What the exercise asks: Please copy out the items word for word, from the line containing "- segment-a: [178, 49, 208, 58]" down to the line containing "- wave-seg10: [298, 269, 632, 315]", including both of those lines.

::::::::

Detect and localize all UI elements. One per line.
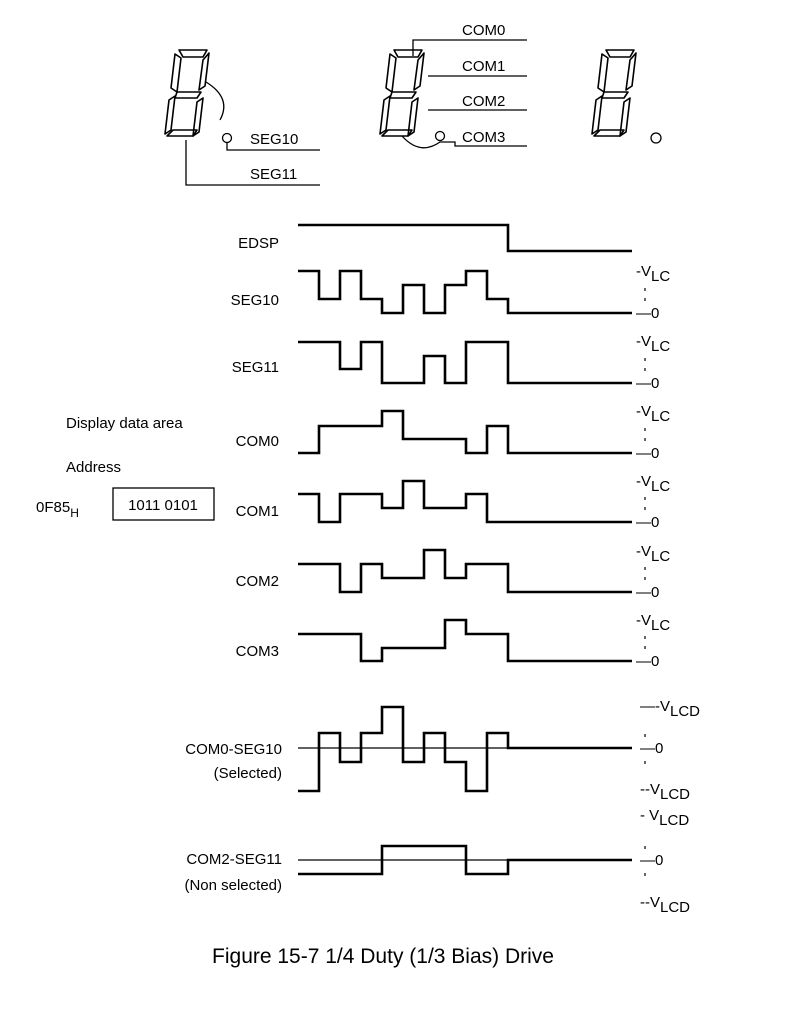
- segment-a: [178, 49, 208, 58]
- digit-label-com0: COM0: [462, 22, 505, 39]
- digit-label-seg10: SEG10: [250, 131, 298, 148]
- level-vlc: -VLC: [636, 333, 670, 355]
- wire-com3: [401, 135, 527, 149]
- wire-seg11: [185, 140, 320, 186]
- label-com0: COM0: [236, 433, 279, 450]
- figure-caption: Figure 15-7 1/4 Duty (1/3 Bias) Drive: [212, 945, 554, 968]
- label-seg10: SEG10: [231, 292, 279, 309]
- label-com2-seg11: COM2-SEG11: [186, 851, 282, 868]
- wave-seg10: [298, 269, 632, 315]
- level-zero: —0: [636, 584, 659, 601]
- level-vlc: -VLC: [636, 263, 670, 285]
- wave-com0-seg10: [298, 705, 632, 793]
- segment-f: [170, 53, 182, 93]
- digit-middle: [379, 49, 425, 137]
- segment-b: [625, 52, 637, 91]
- segment-f: [597, 53, 609, 93]
- level-zero: —0: [640, 740, 663, 757]
- address-label: Address: [66, 459, 121, 476]
- wave-com3: [298, 618, 632, 663]
- label-com1: COM1: [236, 503, 279, 520]
- digit-left: [164, 49, 210, 137]
- level-vlcd: —-VLCD: [640, 698, 700, 720]
- level-vlc: -VLC: [636, 612, 670, 634]
- level-markers: -VLC —0 -VLC —0 -VLC —0 -VLC —0 -VLC —0 …: [636, 263, 700, 916]
- segment-g: [601, 91, 629, 99]
- level-vlc: -VLC: [636, 473, 670, 495]
- level-zero: —0: [640, 852, 663, 869]
- segment-e: [164, 95, 176, 135]
- level-vlc: -VLC: [636, 543, 670, 565]
- segment-e: [591, 95, 603, 135]
- segment-a: [393, 49, 423, 58]
- display-data-box: [112, 487, 215, 521]
- label-edsp: EDSP: [238, 235, 279, 252]
- label-com0-seg10: COM0-SEG10: [185, 741, 282, 758]
- wave-com2: [298, 548, 632, 594]
- label-com2: COM2: [236, 573, 279, 590]
- display-data-area-label: Display data area: [66, 415, 183, 432]
- segment-g: [174, 91, 202, 99]
- wave-edsp: [298, 223, 632, 253]
- level-zero: —0: [636, 305, 659, 322]
- digit-right: [591, 49, 637, 137]
- display-data-value: 1011 0101: [128, 497, 198, 514]
- segment-d: [593, 129, 625, 137]
- level-zero: —0: [636, 653, 659, 670]
- decimal-point: [434, 130, 446, 142]
- segment-d: [166, 129, 198, 137]
- level-neg-vlcd: --VLCD: [640, 894, 690, 916]
- wave-com0: [298, 409, 632, 455]
- decimal-point: [650, 132, 662, 144]
- level-neg-vlcd: --VLCD: [640, 781, 690, 803]
- digit-label-com2: COM2: [462, 93, 505, 110]
- digit-label-com1: COM1: [462, 58, 505, 75]
- decimal-point: [221, 132, 233, 144]
- digit-label-com3: COM3: [462, 129, 505, 146]
- wire-com0: [412, 39, 527, 56]
- segment-g: [389, 91, 417, 99]
- segment-b: [198, 52, 210, 91]
- wire-seg10: [226, 142, 320, 151]
- level-zero: —0: [636, 514, 659, 531]
- wave-com2-seg11: [298, 844, 632, 876]
- wire-seg10-arc: [205, 81, 225, 121]
- segment-f: [385, 53, 397, 93]
- label-com3: COM3: [236, 643, 279, 660]
- segment-e: [379, 95, 391, 135]
- level-zero: —0: [636, 375, 659, 392]
- label-selected-note: (Selected): [214, 765, 282, 782]
- wave-seg11: [298, 340, 632, 385]
- segment-b: [413, 52, 425, 91]
- level-zero: —0: [636, 445, 659, 462]
- address-value: 0F85H: [36, 499, 79, 520]
- level-vlc: -VLC: [636, 403, 670, 425]
- label-nonselected-note: (Non selected): [184, 877, 282, 894]
- level-vlcd: - VLCD: [640, 807, 689, 829]
- segment-a: [605, 49, 635, 58]
- label-seg11: SEG11: [232, 359, 279, 376]
- digit-label-seg11: SEG11: [250, 166, 297, 183]
- segment-d: [381, 129, 413, 137]
- wave-com1: [298, 479, 632, 524]
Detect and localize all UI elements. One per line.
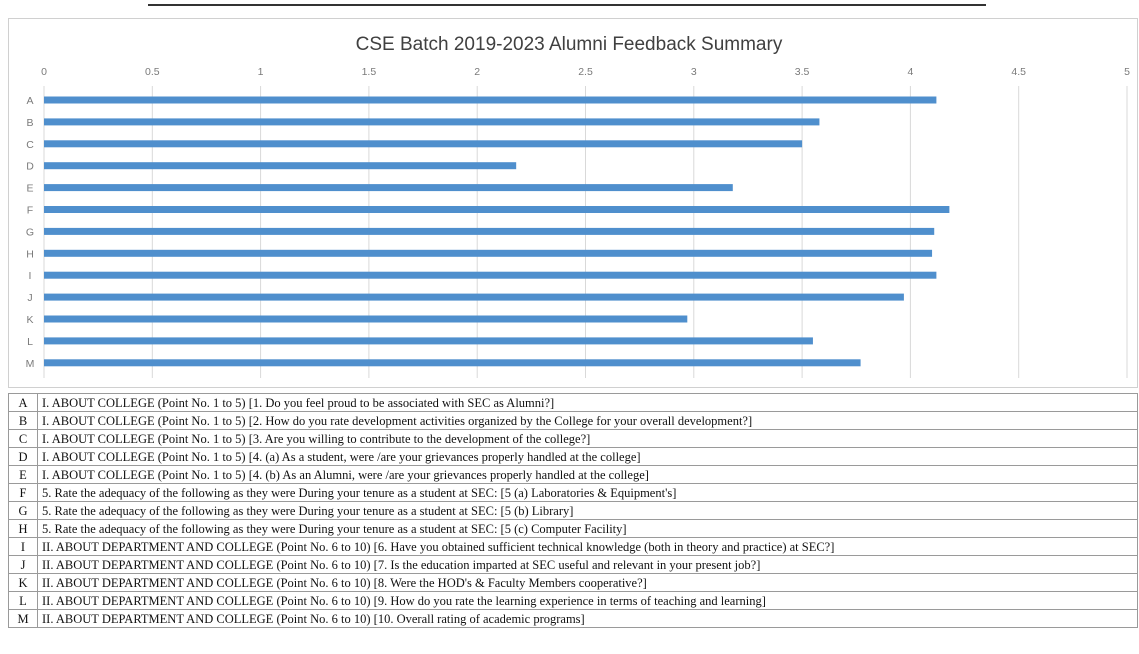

::::::::

Task answer:
- segment-a: [178, 49, 208, 58]
- digit-label-com0: COM0: [462, 22, 505, 39]
- digit-label-seg10: SEG10: [250, 131, 298, 148]
- level-vlc: -VLC: [636, 333, 670, 355]
- wire-com3: [401, 135, 527, 149]
- wire-seg11: [185, 140, 320, 186]
- label-com0: COM0: [236, 433, 279, 450]
- figure-caption: Figure 15-7 1/4 Duty (1/3 Bias) Drive: [212, 945, 554, 968]
- label-seg10: SEG10: [231, 292, 279, 309]
- label-com2-seg11: COM2-SEG11: [186, 851, 282, 868]
- wave-seg10: [298, 269, 632, 315]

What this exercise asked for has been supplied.